Fitting result of relative permeability curve is shown in Fig. 2, among of which, the discrete points denote the predicted water–oil relative permeability curve by network modeling the imbibition process, and the solid lines correspond to the typical relative permeability curve of the whole mount sandstone reservoirs with high permeability in Shengli oilfield. The predicted irreducible water saturation and residual oil saturation are 28.85 and 24.01 %, respectively. According to the typical relative permeability curve, the real values of endpoint saturation are 27.47 and 26.74 %, respectively. From analysis, it can be found that not only the endpoint saturations but also the trend of curve fitting is consistent.

Fig. 2
figure 2

Fitting of relative permeability curve

Macroscopic simulation method

Prediction and simulation on the production performance of oilfields are carried out in macroscopic scale. By adjusting the reservoir macro-parameters such as porosity, permeability, and relative permeability curve, the influence of reservoir parameters’ variation on oilfield development rules can be studied, and then, the internal relationship between reservoir macro-parameters and oilfield development rules can be established.

The model of oil–water two-phase flow is based on the following basic assumptions: the seepage flow of reservoirs is carried out at a certain temperature, there are oil phase and water phase in reservoirs, each phase follows the Darcy’s law, fluids and rocks are both compressible, and the influence of capillary pressure and gravity is considered. The mass conservation equations for different components are expressed as

As for water component,

$${\nabla } \times \left[ {\frac{{KK_{\text{rw}} }}{{B_{\text{w}} \mu_{\text{w}} }}\left( {{\nabla }P_{\text{w}} - \gamma_{\text{w}} {\nabla }Z} \right)} \right] + q_{\text{wsc}} = \frac{\partial }{\partial t}\left( {\frac{{\phi S_{\text{w}} }}{{B_{\text{w}} }}} \right)$$
(2)

As for oil component,

$${\nabla } \times \left[ {\frac{{KK_{\text{ro}} }}{{B_{\text{o}} \mu_{\text{o}} }}\left( {{\nabla }P_{\text{o}} - \gamma_{\text{o}} {\nabla }Z} \right)} \right] + q_{\text{osc}} = \frac{\partial }{\partial t}\left( {\frac{{\phi S_{\text{o}} }}{{B_{\text{o}} }}} \right),$$
(3)

where K is the formation permeability, ϕ is the porosity, K ro and K rw are, respectively, oil-phase and water-phase relative permeability, S o and S w are, respectively, oil-phase and water-phase saturation, P o and P w are, respectively, oil-phase and water-phase pressure, q osc and q wsc are, respectively, oil-phase and water-phase volume injected or produced per volume of unit rock, per unit time in ground conditions, B o and B w are, respectively, oil-phase and water-phase volume factor, γ o and γ w are, respectively, oil-phase and water-phase gravity, μ o and μ w are, respectively, oil-phase and water-phase viscosity, Z is the formation depth, and t is the production time.

Given request 1.
From the records, extract every line starting at the first line and ending at the line containing "reports-summary-card: REPORTS SUMMARY", and reproduce them verbatim.

Data records.

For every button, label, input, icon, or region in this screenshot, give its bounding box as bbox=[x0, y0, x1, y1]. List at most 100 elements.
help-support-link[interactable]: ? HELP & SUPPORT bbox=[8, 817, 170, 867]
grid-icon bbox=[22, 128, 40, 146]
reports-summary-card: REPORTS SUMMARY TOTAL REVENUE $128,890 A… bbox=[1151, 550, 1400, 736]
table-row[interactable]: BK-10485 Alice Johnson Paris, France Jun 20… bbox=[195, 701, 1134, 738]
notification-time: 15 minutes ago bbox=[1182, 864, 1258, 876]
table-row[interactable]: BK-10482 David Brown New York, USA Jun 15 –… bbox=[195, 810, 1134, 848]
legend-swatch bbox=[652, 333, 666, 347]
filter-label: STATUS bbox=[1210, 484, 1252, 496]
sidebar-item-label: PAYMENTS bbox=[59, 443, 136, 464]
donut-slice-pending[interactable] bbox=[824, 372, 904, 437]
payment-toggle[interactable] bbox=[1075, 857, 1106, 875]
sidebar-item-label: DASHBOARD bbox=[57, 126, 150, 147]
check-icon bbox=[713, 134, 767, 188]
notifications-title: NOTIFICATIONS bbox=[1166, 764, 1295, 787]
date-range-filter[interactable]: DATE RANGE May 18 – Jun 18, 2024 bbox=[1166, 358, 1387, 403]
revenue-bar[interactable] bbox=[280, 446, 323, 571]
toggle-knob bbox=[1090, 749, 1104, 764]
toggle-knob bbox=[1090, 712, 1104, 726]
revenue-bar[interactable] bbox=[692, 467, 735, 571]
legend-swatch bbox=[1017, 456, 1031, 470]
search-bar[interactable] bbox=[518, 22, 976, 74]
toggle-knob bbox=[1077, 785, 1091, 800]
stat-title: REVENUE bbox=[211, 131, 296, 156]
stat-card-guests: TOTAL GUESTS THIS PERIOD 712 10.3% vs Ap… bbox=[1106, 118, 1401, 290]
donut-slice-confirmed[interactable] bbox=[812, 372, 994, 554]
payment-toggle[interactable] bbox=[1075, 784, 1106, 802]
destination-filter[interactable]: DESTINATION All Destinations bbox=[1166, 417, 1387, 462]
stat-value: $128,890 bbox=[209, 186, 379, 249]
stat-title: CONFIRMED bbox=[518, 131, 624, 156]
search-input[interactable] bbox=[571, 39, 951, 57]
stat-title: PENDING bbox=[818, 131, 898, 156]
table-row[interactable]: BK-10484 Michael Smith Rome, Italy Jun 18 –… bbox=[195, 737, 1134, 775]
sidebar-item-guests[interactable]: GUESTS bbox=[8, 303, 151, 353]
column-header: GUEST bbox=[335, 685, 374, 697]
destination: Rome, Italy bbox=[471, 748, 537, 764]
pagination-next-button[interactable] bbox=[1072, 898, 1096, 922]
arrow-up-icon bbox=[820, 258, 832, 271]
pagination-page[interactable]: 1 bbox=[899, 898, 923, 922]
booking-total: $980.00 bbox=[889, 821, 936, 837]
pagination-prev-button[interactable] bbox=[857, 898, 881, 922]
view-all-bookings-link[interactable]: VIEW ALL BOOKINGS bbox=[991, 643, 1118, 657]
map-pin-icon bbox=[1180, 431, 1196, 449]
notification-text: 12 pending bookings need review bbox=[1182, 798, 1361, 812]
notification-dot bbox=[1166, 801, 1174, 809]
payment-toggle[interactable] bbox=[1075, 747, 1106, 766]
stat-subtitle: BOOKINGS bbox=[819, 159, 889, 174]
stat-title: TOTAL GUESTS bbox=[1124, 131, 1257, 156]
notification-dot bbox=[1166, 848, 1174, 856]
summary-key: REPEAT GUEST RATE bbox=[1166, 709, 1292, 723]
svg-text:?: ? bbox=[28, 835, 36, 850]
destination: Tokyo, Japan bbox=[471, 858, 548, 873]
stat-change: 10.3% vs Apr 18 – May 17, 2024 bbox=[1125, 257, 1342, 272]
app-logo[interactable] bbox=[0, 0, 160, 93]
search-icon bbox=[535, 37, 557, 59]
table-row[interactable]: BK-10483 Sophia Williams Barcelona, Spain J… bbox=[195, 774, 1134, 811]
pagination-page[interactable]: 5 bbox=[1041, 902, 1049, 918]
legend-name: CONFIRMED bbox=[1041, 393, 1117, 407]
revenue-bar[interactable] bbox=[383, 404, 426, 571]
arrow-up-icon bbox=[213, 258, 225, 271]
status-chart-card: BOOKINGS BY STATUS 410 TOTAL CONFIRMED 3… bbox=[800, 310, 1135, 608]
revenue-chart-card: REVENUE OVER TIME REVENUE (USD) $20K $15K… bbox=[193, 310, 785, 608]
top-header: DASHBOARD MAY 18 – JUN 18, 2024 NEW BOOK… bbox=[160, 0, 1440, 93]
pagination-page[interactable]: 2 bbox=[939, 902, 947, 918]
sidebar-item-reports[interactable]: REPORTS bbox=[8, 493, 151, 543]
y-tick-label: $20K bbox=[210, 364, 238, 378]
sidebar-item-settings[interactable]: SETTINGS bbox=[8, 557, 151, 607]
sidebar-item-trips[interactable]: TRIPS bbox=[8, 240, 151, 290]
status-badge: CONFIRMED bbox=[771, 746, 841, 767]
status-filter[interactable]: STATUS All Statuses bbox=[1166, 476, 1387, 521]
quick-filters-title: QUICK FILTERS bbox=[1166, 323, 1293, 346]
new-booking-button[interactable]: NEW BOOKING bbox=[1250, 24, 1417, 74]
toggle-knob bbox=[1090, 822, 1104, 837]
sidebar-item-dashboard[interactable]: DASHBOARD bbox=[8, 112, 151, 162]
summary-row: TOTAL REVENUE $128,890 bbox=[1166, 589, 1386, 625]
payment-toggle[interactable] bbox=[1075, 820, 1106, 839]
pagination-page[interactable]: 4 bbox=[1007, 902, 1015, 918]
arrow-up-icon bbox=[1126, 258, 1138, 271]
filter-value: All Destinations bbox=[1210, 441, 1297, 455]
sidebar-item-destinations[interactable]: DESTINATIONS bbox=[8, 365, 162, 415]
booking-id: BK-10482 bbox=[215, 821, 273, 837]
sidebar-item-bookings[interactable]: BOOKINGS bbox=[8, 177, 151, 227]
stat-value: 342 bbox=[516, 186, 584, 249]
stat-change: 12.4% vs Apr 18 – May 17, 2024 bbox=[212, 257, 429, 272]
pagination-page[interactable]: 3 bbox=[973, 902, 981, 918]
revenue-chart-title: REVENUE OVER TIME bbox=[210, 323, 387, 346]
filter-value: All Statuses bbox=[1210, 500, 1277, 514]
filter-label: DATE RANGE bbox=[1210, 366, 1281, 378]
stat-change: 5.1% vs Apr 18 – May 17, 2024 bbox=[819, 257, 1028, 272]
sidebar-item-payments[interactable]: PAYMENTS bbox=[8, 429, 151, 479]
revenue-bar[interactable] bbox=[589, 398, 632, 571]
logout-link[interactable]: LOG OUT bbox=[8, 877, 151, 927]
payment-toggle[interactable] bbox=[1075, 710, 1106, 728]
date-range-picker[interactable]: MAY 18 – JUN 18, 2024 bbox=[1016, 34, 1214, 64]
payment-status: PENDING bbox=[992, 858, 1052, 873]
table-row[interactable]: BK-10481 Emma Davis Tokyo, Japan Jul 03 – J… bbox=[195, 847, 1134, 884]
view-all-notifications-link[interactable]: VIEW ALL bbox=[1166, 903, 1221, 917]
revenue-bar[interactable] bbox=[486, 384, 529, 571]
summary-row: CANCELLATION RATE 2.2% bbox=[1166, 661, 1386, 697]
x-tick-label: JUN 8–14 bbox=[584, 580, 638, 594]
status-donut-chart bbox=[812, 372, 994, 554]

Given request 2.
Extend the passage on modeling oil–water flow in reservoirs, starting where it stops.

Expected answer 1.
For every button, label, input, icon, or region in this screenshot, give its bounding box as bbox=[x0, y0, x1, y1]. List at most 100 elements.
help-support-link[interactable]: ? HELP & SUPPORT bbox=[8, 817, 170, 867]
grid-icon bbox=[22, 128, 40, 146]
reports-summary-card: REPORTS SUMMARY TOTAL REVENUE $128,890 A… bbox=[1151, 550, 1400, 736]

Expected answer 2.
Time variability of reservoir parameters must have an effect on oilfield development rules. However, most of reservoir numerical simulators commonly used at present do not describe the variability of reservoir parameters. Injecting fluid for a long time is the basic reason of reservoir attaints for parameters’ variation. To improve the reservoir numerical simulator, a parameter related with injected water volume should be determined to establish the relationship between it and reservoir parameters’ variation.

Initially, an evaluation index (scour pore volume multiple) was introduced to quantitatively represent the erosion strength of injected water on reservoir. The scour pore volume multiple of each grid F DG is defined as

$$F_{\text{DG}} = \frac{{Q_{\text{TG}} }}{{V_{\text{PG}} \times N}},$$
(4)

where Q TG is the total flow of grid, namely the total of cumulative inflow or cumulative outflow in X direction, Y direction, and Z direction, V PG is the pore volume of grid, and N is the total number of grids simulated. Therefore, the scour multiple of injected water F DG is regard to be defined in a sense of the whole simulation area, which is essentially consistent with the physical meaning of the scour multiple of injected water defined in laboratory experiments.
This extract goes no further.